## Begin

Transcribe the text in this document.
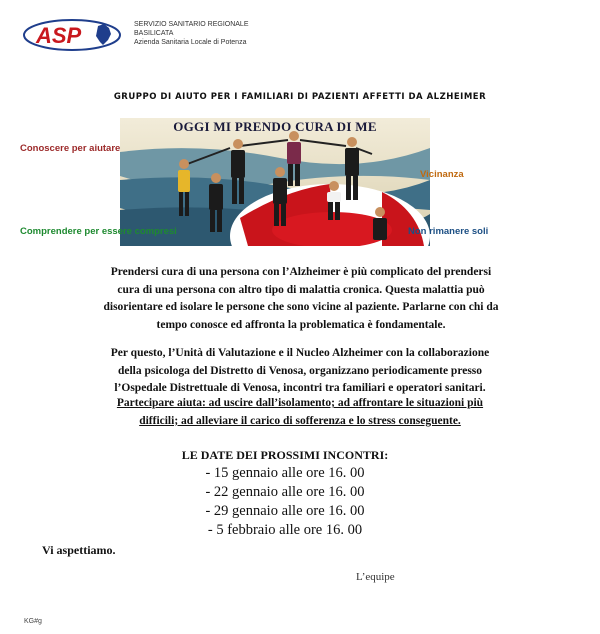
ASP	SERVIZIO SANITARIO REGIONALE
BASILICATA
Azienda Sanitaria Locale di Potenza
GRUPPO DI AIUTO PER I FAMILIARI DI PAZIENTI AFFETTI DA ALZHEIMER
OGGI MI PRENDO CURA DI ME
Conoscere per aiutare
Vicinanza
Comprendere per essere compresi	Non rimanere soli
Prendersi cura di una persona con l’Alzheimer è più complicato del prendersi
cura di una persona con altro tipo di malattia cronica. Questa malattia può
disorientare ed isolare le persone che sono vicine al paziente. Parlarne con chi da
tempo conosce ed affronta la problematica è fondamentale.
Per questo, l’Unità di Valutazione e il Nucleo Alzheimer con la collaborazione
della psicologa del Distretto di Venosa, organizzano periodicamente presso
l’Ospedale Distrettuale di Venosa, incontri tra familiari e operatori sanitari.
Partecipare aiuta: ad uscire dall’isolamento; ad affrontare le situazioni più
difficili; ad alleviare il carico di sofferenza e lo stress conseguente.
LE DATE DEI PROSSIMI INCONTRI:
- 15 gennaio alle ore 16. 00
- 22 gennaio alle ore 16. 00
- 29 gennaio alle ore 16. 00
- 5 febbraio alle ore 16. 00
Vi aspettiamo.
L’equipe
KG#g
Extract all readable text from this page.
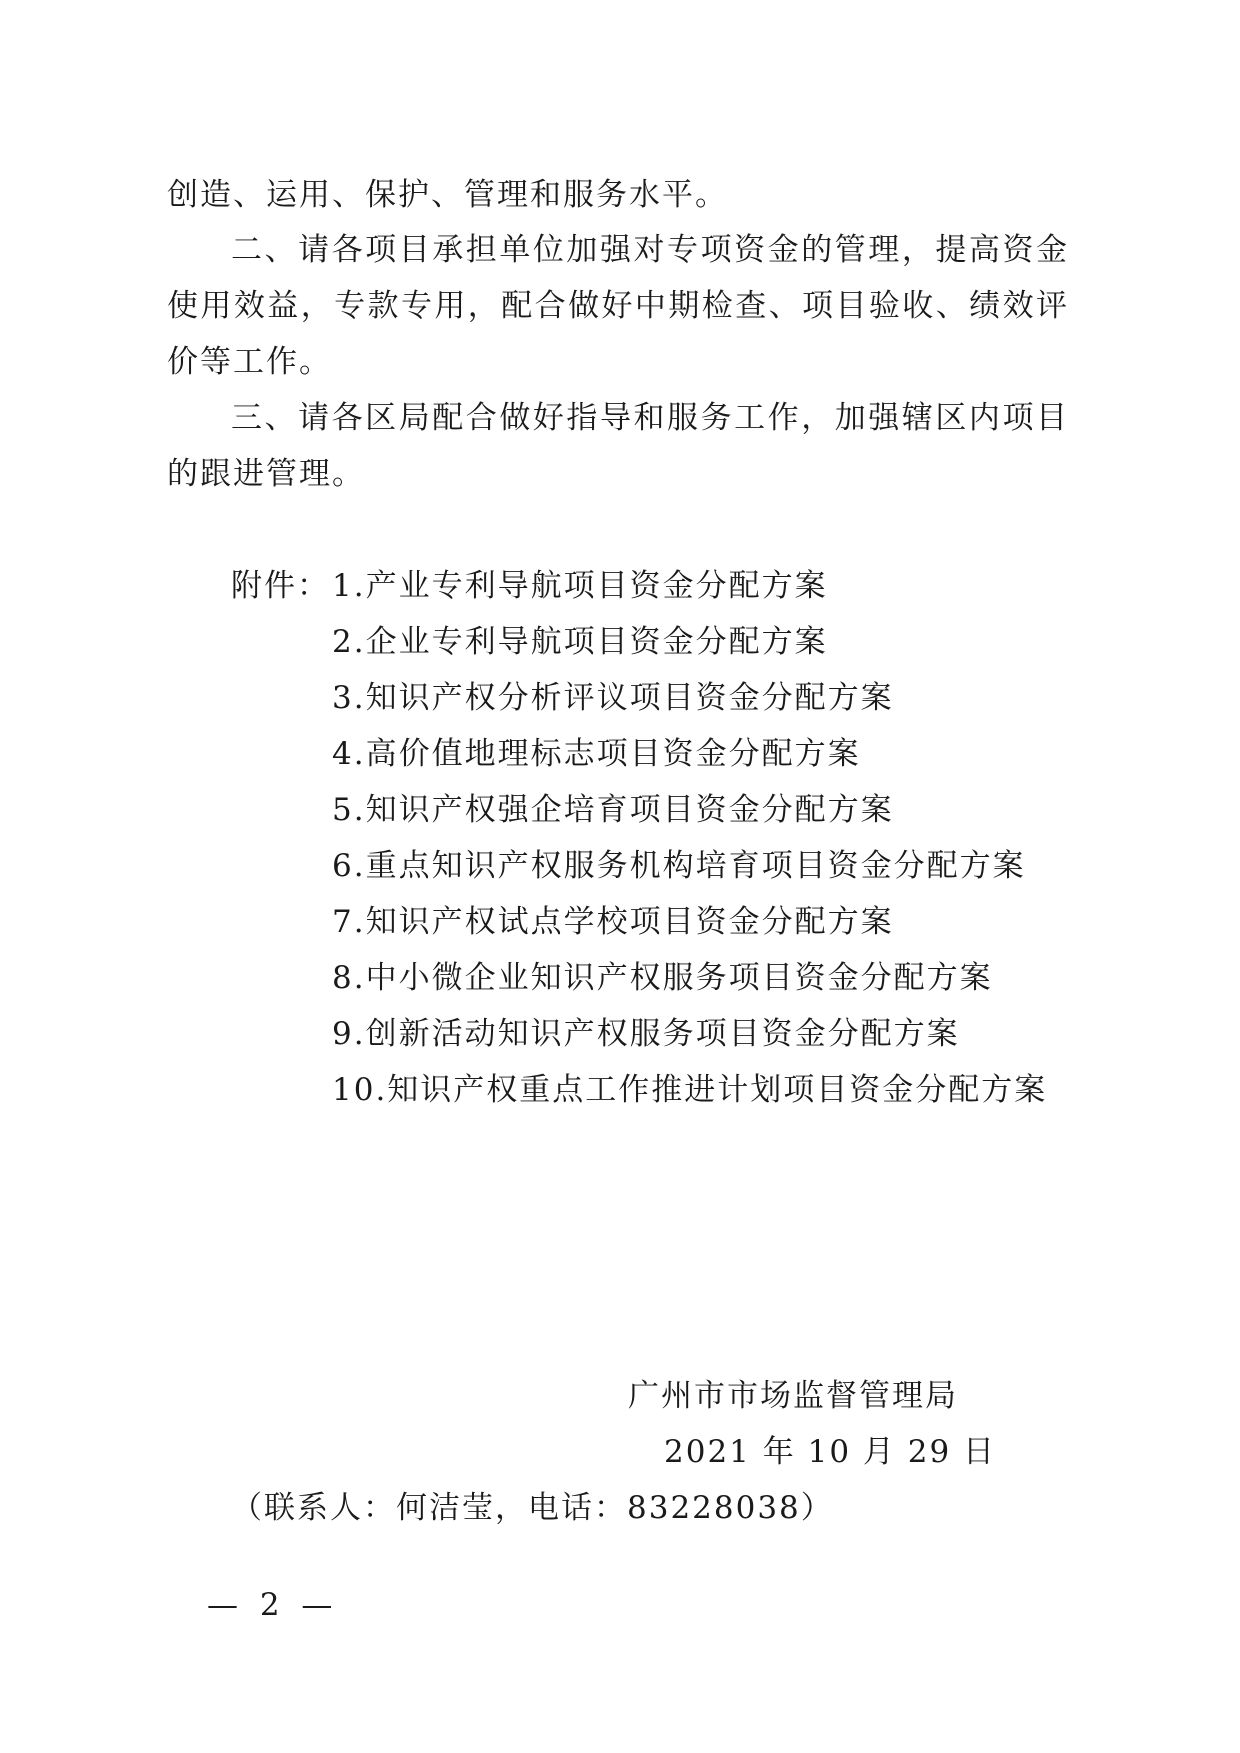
创造、运用、保护、管理和服务水平。
二、请各项目承担单位加强对专项资金的管理，提高资金
使用效益，专款专用，配合做好中期检查、项目验收、绩效评
价等工作。
三、请各区局配合做好指导和服务工作，加强辖区内项目
的跟进管理。
附件： 1.产业专利导航项目资金分配方案
2.企业专利导航项目资金分配方案
3.知识产权分析评议项目资金分配方案
4.高价值地理标志项目资金分配方案
5.知识产权强企培育项目资金分配方案
6.重点知识产权服务机构培育项目资金分配方案
7.知识产权试点学校项目资金分配方案
8.中小微企业知识产权服务项目资金分配方案
9.创新活动知识产权服务项目资金分配方案
10.知识产权重点工作推进计划项目资金分配方案
广州市市场监督管理局
2021 年 10 月 29 日
（联系人：何洁莹，电话：83228038）
— 2 —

## End

Reproduce word for word only the lines between the line containing "Extract all readable text from this page." and the end of the listing above, both included, and drop any pictures.

Completed task -
Extract all readable text from this page.
创造、运用、保护、管理和服务水平。
二、请各项目承担单位加强对专项资金的管理，提高资金
使用效益，专款专用，配合做好中期检查、项目验收、绩效评
价等工作。
三、请各区局配合做好指导和服务工作，加强辖区内项目
的跟进管理。
附件： 1.产业专利导航项目资金分配方案
2.企业专利导航项目资金分配方案
3.知识产权分析评议项目资金分配方案
4.高价值地理标志项目资金分配方案
5.知识产权强企培育项目资金分配方案
6.重点知识产权服务机构培育项目资金分配方案
7.知识产权试点学校项目资金分配方案
8.中小微企业知识产权服务项目资金分配方案
9.创新活动知识产权服务项目资金分配方案
10.知识产权重点工作推进计划项目资金分配方案
广州市市场监督管理局
2021 年 10 月 29 日
（联系人：何洁莹，电话：83228038）
— 2 —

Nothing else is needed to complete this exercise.